### [EXERCISE PROMPT]
Within the material below, find each line bearing the word "ylabel" and present it.

[Start INFORMATION PROVIDED]

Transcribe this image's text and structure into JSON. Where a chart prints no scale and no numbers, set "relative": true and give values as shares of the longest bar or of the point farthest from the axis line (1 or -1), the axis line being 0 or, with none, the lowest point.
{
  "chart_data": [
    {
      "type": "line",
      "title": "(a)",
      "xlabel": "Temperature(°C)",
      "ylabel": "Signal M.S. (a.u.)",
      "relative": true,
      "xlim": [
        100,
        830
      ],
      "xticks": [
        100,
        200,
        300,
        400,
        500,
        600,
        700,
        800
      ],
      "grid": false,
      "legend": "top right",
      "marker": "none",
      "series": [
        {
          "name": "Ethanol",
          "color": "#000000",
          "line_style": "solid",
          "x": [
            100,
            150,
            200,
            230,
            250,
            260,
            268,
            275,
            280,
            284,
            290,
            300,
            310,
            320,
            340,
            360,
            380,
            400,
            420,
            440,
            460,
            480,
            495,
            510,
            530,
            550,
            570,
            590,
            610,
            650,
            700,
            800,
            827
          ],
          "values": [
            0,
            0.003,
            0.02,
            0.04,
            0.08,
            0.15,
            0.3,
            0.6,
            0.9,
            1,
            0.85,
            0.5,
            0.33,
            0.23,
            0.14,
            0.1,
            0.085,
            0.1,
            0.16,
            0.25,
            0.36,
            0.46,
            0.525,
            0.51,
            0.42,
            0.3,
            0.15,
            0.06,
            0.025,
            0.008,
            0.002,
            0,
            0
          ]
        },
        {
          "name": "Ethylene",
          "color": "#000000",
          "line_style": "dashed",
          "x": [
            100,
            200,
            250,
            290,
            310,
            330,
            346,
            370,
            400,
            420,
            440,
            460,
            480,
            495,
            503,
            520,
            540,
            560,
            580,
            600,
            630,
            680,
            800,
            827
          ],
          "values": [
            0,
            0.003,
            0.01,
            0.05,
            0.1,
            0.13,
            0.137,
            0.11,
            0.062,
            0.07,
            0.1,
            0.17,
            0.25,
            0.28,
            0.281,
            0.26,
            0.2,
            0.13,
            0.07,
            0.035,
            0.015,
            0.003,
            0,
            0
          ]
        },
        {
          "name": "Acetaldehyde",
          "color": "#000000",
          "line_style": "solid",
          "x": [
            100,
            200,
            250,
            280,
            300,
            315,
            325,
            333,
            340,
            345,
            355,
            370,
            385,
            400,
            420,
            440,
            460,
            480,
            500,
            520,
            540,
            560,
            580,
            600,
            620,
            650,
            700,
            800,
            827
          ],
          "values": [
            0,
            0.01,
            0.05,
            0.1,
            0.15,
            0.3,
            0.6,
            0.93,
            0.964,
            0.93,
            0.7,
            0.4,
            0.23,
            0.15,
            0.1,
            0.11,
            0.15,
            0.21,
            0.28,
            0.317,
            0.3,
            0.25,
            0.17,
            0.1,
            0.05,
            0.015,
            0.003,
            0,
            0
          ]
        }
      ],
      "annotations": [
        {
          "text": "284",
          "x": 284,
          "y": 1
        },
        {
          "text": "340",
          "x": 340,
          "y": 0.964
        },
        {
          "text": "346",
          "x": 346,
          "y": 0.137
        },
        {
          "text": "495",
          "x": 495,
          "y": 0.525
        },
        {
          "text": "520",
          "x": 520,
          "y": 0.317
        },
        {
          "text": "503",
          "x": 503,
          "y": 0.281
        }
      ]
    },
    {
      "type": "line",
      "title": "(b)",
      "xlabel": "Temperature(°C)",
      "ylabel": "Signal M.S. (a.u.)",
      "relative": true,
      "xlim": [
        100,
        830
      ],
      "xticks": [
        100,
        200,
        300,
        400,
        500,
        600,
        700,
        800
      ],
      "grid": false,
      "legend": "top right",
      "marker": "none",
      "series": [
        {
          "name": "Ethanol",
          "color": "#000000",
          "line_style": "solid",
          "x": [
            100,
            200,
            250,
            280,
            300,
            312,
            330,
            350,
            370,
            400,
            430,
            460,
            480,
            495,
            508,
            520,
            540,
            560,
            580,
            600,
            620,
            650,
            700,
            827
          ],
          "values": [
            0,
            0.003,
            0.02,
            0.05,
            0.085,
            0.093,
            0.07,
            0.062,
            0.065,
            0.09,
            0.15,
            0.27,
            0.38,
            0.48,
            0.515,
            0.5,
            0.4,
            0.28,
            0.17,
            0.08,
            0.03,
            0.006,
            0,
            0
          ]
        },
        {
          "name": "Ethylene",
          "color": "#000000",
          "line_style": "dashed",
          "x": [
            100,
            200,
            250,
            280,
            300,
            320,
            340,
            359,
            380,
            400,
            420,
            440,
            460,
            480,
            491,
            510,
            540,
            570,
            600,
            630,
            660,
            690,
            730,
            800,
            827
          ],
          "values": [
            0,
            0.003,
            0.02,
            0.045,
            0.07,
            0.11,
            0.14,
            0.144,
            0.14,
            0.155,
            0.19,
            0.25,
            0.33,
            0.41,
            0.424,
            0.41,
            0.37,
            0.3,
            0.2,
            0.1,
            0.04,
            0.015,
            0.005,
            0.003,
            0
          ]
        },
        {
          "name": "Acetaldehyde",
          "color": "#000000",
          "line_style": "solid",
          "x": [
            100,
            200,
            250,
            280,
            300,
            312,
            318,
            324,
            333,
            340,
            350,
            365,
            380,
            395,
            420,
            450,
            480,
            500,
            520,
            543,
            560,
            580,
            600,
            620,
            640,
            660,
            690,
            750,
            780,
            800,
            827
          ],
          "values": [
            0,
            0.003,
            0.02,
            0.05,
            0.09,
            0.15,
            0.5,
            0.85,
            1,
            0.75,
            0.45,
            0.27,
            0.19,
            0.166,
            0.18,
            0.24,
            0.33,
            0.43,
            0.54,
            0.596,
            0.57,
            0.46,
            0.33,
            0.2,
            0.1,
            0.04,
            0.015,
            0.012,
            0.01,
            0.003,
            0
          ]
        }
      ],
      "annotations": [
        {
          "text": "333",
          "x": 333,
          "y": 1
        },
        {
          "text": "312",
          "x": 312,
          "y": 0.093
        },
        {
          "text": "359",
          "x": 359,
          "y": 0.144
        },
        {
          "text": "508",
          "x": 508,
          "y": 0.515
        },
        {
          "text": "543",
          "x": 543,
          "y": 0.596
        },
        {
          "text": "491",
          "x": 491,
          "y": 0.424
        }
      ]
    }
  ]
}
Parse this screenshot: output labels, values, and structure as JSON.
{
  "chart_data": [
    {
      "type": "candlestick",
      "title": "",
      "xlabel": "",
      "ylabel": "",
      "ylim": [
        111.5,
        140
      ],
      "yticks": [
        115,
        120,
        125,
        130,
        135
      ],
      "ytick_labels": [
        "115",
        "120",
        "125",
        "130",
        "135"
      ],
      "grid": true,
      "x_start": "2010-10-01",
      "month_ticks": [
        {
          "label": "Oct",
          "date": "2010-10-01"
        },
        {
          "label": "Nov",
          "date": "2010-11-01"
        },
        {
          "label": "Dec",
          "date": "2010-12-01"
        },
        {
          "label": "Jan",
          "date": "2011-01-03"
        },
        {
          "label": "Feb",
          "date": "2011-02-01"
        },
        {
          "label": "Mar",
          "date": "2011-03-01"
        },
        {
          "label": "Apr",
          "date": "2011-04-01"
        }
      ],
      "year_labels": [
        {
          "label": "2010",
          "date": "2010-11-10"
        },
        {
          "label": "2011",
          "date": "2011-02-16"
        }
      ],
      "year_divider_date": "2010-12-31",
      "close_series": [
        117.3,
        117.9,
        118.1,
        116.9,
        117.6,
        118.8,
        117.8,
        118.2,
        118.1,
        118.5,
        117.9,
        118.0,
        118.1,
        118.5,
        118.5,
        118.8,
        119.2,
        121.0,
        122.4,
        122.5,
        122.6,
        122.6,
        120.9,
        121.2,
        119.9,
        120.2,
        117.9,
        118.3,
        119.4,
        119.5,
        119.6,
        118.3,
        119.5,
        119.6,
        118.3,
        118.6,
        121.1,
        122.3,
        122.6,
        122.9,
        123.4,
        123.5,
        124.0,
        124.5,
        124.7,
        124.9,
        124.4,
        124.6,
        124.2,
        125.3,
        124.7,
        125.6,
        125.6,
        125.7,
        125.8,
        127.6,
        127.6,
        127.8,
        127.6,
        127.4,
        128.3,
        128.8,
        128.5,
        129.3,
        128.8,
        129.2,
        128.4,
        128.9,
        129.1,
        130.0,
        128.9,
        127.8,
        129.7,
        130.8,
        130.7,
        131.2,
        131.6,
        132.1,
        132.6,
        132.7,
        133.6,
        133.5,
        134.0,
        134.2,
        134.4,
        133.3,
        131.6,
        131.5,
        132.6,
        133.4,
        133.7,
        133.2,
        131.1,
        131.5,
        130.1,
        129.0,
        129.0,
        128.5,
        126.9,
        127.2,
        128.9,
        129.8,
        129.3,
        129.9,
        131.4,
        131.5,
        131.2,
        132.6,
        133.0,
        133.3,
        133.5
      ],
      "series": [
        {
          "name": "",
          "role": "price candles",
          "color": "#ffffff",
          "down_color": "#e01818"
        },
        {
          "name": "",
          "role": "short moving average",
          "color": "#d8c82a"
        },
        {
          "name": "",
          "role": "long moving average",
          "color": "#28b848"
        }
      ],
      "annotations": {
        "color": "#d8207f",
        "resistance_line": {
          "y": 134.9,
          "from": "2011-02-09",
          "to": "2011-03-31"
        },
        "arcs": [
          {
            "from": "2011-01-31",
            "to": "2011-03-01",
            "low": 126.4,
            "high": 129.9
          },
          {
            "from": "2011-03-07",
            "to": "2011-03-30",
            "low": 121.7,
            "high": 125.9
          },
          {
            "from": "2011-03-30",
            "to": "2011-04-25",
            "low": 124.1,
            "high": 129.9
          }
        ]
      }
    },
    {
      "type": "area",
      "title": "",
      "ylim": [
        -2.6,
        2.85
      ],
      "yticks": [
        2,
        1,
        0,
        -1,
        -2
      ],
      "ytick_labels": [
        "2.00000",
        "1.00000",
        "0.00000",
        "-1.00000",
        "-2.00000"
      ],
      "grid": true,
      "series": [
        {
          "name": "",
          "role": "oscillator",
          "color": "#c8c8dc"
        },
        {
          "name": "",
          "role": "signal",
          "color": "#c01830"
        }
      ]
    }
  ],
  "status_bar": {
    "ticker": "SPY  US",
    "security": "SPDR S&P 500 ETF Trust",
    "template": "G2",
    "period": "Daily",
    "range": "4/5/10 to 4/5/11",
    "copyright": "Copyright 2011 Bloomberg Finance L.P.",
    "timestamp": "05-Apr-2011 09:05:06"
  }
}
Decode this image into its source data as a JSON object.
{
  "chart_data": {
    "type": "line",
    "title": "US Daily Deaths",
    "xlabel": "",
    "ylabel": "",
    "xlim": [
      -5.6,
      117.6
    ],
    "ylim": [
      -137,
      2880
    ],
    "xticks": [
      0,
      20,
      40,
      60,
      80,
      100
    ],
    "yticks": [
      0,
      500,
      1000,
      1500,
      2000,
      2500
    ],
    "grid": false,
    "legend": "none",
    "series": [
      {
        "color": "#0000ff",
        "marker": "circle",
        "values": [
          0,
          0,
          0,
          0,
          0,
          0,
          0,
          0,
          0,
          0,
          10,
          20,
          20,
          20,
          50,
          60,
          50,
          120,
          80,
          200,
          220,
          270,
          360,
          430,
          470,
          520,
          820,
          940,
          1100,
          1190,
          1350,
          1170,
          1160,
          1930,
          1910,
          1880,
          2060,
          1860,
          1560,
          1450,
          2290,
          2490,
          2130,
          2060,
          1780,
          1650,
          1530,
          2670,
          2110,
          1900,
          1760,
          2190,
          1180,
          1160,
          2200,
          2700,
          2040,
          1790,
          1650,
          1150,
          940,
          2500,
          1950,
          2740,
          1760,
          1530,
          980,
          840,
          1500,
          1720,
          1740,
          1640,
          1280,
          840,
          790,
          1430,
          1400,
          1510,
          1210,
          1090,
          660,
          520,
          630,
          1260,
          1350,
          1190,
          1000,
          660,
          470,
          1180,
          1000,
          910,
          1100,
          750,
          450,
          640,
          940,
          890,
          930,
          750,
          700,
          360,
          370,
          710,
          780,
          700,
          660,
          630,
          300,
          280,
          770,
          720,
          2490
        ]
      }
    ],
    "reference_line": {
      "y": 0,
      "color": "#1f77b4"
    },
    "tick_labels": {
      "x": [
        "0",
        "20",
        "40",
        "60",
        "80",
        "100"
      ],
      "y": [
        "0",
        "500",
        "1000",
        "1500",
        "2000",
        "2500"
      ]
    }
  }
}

[End INFORMATION PROVIDED]

### [SOLUTION]
      "ylabel": "Signal M.S. (a.u.)",
      "ylabel": "Signal M.S. (a.u.)",
      "ylabel": "",
    "ylabel": "",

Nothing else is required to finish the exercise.